— Input for this task —
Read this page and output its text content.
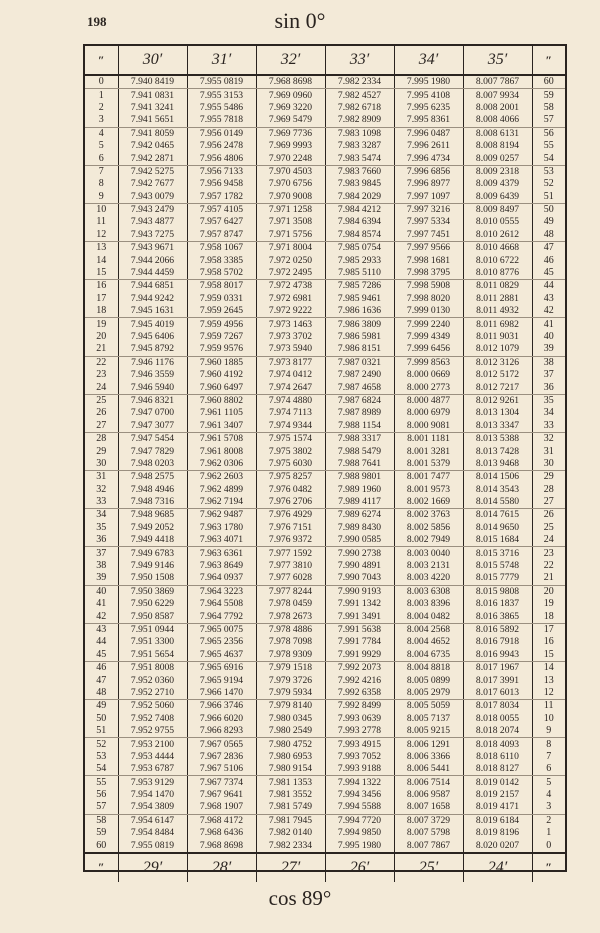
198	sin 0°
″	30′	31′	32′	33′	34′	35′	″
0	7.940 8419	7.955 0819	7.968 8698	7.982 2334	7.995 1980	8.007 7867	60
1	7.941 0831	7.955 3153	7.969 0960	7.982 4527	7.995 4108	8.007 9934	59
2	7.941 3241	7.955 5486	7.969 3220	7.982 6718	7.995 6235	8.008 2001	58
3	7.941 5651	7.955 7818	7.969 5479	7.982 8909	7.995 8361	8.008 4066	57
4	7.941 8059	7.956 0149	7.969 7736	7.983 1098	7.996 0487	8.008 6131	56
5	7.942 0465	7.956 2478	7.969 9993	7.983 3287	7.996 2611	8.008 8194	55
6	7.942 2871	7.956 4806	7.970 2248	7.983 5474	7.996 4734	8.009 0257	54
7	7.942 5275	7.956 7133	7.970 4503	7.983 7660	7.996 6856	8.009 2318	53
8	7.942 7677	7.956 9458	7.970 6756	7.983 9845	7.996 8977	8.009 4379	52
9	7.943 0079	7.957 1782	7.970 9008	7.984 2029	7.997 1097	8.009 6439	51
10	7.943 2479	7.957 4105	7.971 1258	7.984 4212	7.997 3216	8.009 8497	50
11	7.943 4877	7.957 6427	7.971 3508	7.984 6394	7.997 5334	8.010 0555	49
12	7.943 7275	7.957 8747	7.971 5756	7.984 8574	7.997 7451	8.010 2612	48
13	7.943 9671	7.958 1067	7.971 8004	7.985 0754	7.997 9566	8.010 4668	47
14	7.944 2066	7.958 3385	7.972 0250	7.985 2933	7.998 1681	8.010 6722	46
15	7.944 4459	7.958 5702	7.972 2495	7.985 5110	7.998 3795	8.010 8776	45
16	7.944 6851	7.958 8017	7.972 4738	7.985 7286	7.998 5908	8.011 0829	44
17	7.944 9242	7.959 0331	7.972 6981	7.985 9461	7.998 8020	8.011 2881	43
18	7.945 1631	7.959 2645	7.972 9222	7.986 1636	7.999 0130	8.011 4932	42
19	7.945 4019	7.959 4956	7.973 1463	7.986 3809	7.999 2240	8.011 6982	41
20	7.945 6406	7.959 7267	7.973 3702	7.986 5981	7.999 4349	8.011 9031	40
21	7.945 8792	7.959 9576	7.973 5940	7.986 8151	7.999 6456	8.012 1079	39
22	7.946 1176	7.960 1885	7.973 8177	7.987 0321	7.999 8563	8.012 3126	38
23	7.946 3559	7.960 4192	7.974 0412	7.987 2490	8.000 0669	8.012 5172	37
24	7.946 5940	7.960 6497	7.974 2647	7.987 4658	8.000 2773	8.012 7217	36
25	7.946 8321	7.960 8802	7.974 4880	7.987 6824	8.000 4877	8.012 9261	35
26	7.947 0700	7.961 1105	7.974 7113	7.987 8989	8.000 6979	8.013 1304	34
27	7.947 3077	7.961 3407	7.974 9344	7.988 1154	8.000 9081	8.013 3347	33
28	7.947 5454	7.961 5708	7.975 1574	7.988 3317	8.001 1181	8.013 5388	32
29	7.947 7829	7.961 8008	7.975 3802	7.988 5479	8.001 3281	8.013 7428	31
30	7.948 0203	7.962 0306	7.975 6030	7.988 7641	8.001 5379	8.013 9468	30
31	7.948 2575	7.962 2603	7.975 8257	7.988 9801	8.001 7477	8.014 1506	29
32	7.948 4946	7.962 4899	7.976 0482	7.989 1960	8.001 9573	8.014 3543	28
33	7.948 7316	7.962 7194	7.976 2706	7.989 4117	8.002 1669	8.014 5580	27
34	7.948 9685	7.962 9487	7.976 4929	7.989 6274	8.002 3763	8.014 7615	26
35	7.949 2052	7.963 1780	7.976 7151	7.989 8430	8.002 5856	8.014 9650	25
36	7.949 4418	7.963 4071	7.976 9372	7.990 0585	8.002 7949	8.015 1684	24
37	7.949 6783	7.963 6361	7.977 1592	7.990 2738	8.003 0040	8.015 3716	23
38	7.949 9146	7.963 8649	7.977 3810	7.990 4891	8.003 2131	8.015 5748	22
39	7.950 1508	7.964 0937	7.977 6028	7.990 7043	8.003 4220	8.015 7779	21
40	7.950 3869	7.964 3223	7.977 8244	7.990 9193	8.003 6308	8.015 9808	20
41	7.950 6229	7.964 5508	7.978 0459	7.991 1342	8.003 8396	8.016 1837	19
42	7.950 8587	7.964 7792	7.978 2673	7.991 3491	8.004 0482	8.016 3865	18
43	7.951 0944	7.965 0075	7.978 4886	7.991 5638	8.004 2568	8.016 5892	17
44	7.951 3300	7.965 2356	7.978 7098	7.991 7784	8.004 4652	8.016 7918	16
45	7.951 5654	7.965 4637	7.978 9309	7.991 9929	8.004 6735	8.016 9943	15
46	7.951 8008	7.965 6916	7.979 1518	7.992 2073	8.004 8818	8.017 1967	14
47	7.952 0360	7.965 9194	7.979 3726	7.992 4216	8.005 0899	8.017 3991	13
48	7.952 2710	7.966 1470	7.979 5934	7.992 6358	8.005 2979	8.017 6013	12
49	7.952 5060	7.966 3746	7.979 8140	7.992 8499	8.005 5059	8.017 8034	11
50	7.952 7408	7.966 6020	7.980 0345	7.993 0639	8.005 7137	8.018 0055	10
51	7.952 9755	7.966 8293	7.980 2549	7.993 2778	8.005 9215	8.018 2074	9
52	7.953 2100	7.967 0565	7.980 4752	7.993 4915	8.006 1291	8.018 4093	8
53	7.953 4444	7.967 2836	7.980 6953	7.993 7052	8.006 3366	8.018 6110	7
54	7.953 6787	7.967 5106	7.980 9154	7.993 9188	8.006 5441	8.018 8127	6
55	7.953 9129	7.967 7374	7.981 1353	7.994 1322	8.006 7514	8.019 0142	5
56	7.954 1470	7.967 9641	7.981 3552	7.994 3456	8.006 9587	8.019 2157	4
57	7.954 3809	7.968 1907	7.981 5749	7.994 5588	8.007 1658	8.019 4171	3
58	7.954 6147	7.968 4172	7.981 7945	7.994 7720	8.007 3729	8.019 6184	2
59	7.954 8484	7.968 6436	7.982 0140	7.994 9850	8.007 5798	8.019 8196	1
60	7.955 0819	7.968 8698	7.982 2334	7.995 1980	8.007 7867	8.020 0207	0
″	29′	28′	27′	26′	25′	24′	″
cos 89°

— Required work —
Each record must be quoted in full and exactly. Do not include the pictures.

— Result for this task —
Read this page and output its text content.
198	sin 0°
″	30′	31′	32′	33′	34′	35′	″
0	7.940 8419	7.955 0819	7.968 8698	7.982 2334	7.995 1980	8.007 7867	60
1	7.941 0831	7.955 3153	7.969 0960	7.982 4527	7.995 4108	8.007 9934	59
2	7.941 3241	7.955 5486	7.969 3220	7.982 6718	7.995 6235	8.008 2001	58
3	7.941 5651	7.955 7818	7.969 5479	7.982 8909	7.995 8361	8.008 4066	57
4	7.941 8059	7.956 0149	7.969 7736	7.983 1098	7.996 0487	8.008 6131	56
5	7.942 0465	7.956 2478	7.969 9993	7.983 3287	7.996 2611	8.008 8194	55
6	7.942 2871	7.956 4806	7.970 2248	7.983 5474	7.996 4734	8.009 0257	54
7	7.942 5275	7.956 7133	7.970 4503	7.983 7660	7.996 6856	8.009 2318	53
8	7.942 7677	7.956 9458	7.970 6756	7.983 9845	7.996 8977	8.009 4379	52
9	7.943 0079	7.957 1782	7.970 9008	7.984 2029	7.997 1097	8.009 6439	51
10	7.943 2479	7.957 4105	7.971 1258	7.984 4212	7.997 3216	8.009 8497	50
11	7.943 4877	7.957 6427	7.971 3508	7.984 6394	7.997 5334	8.010 0555	49
12	7.943 7275	7.957 8747	7.971 5756	7.984 8574	7.997 7451	8.010 2612	48
13	7.943 9671	7.958 1067	7.971 8004	7.985 0754	7.997 9566	8.010 4668	47
14	7.944 2066	7.958 3385	7.972 0250	7.985 2933	7.998 1681	8.010 6722	46
15	7.944 4459	7.958 5702	7.972 2495	7.985 5110	7.998 3795	8.010 8776	45
16	7.944 6851	7.958 8017	7.972 4738	7.985 7286	7.998 5908	8.011 0829	44
17	7.944 9242	7.959 0331	7.972 6981	7.985 9461	7.998 8020	8.011 2881	43
18	7.945 1631	7.959 2645	7.972 9222	7.986 1636	7.999 0130	8.011 4932	42
19	7.945 4019	7.959 4956	7.973 1463	7.986 3809	7.999 2240	8.011 6982	41
20	7.945 6406	7.959 7267	7.973 3702	7.986 5981	7.999 4349	8.011 9031	40
21	7.945 8792	7.959 9576	7.973 5940	7.986 8151	7.999 6456	8.012 1079	39
22	7.946 1176	7.960 1885	7.973 8177	7.987 0321	7.999 8563	8.012 3126	38
23	7.946 3559	7.960 4192	7.974 0412	7.987 2490	8.000 0669	8.012 5172	37
24	7.946 5940	7.960 6497	7.974 2647	7.987 4658	8.000 2773	8.012 7217	36
25	7.946 8321	7.960 8802	7.974 4880	7.987 6824	8.000 4877	8.012 9261	35
26	7.947 0700	7.961 1105	7.974 7113	7.987 8989	8.000 6979	8.013 1304	34
27	7.947 3077	7.961 3407	7.974 9344	7.988 1154	8.000 9081	8.013 3347	33
28	7.947 5454	7.961 5708	7.975 1574	7.988 3317	8.001 1181	8.013 5388	32
29	7.947 7829	7.961 8008	7.975 3802	7.988 5479	8.001 3281	8.013 7428	31
30	7.948 0203	7.962 0306	7.975 6030	7.988 7641	8.001 5379	8.013 9468	30
31	7.948 2575	7.962 2603	7.975 8257	7.988 9801	8.001 7477	8.014 1506	29
32	7.948 4946	7.962 4899	7.976 0482	7.989 1960	8.001 9573	8.014 3543	28
33	7.948 7316	7.962 7194	7.976 2706	7.989 4117	8.002 1669	8.014 5580	27
34	7.948 9685	7.962 9487	7.976 4929	7.989 6274	8.002 3763	8.014 7615	26
35	7.949 2052	7.963 1780	7.976 7151	7.989 8430	8.002 5856	8.014 9650	25
36	7.949 4418	7.963 4071	7.976 9372	7.990 0585	8.002 7949	8.015 1684	24
37	7.949 6783	7.963 6361	7.977 1592	7.990 2738	8.003 0040	8.015 3716	23
38	7.949 9146	7.963 8649	7.977 3810	7.990 4891	8.003 2131	8.015 5748	22
39	7.950 1508	7.964 0937	7.977 6028	7.990 7043	8.003 4220	8.015 7779	21
40	7.950 3869	7.964 3223	7.977 8244	7.990 9193	8.003 6308	8.015 9808	20
41	7.950 6229	7.964 5508	7.978 0459	7.991 1342	8.003 8396	8.016 1837	19
42	7.950 8587	7.964 7792	7.978 2673	7.991 3491	8.004 0482	8.016 3865	18
43	7.951 0944	7.965 0075	7.978 4886	7.991 5638	8.004 2568	8.016 5892	17
44	7.951 3300	7.965 2356	7.978 7098	7.991 7784	8.004 4652	8.016 7918	16
45	7.951 5654	7.965 4637	7.978 9309	7.991 9929	8.004 6735	8.016 9943	15
46	7.951 8008	7.965 6916	7.979 1518	7.992 2073	8.004 8818	8.017 1967	14
47	7.952 0360	7.965 9194	7.979 3726	7.992 4216	8.005 0899	8.017 3991	13
48	7.952 2710	7.966 1470	7.979 5934	7.992 6358	8.005 2979	8.017 6013	12
49	7.952 5060	7.966 3746	7.979 8140	7.992 8499	8.005 5059	8.017 8034	11
50	7.952 7408	7.966 6020	7.980 0345	7.993 0639	8.005 7137	8.018 0055	10
51	7.952 9755	7.966 8293	7.980 2549	7.993 2778	8.005 9215	8.018 2074	9
52	7.953 2100	7.967 0565	7.980 4752	7.993 4915	8.006 1291	8.018 4093	8
53	7.953 4444	7.967 2836	7.980 6953	7.993 7052	8.006 3366	8.018 6110	7
54	7.953 6787	7.967 5106	7.980 9154	7.993 9188	8.006 5441	8.018 8127	6
55	7.953 9129	7.967 7374	7.981 1353	7.994 1322	8.006 7514	8.019 0142	5
56	7.954 1470	7.967 9641	7.981 3552	7.994 3456	8.006 9587	8.019 2157	4
57	7.954 3809	7.968 1907	7.981 5749	7.994 5588	8.007 1658	8.019 4171	3
58	7.954 6147	7.968 4172	7.981 7945	7.994 7720	8.007 3729	8.019 6184	2
59	7.954 8484	7.968 6436	7.982 0140	7.994 9850	8.007 5798	8.019 8196	1
60	7.955 0819	7.968 8698	7.982 2334	7.995 1980	8.007 7867	8.020 0207	0
″	29′	28′	27′	26′	25′	24′	″
cos 89°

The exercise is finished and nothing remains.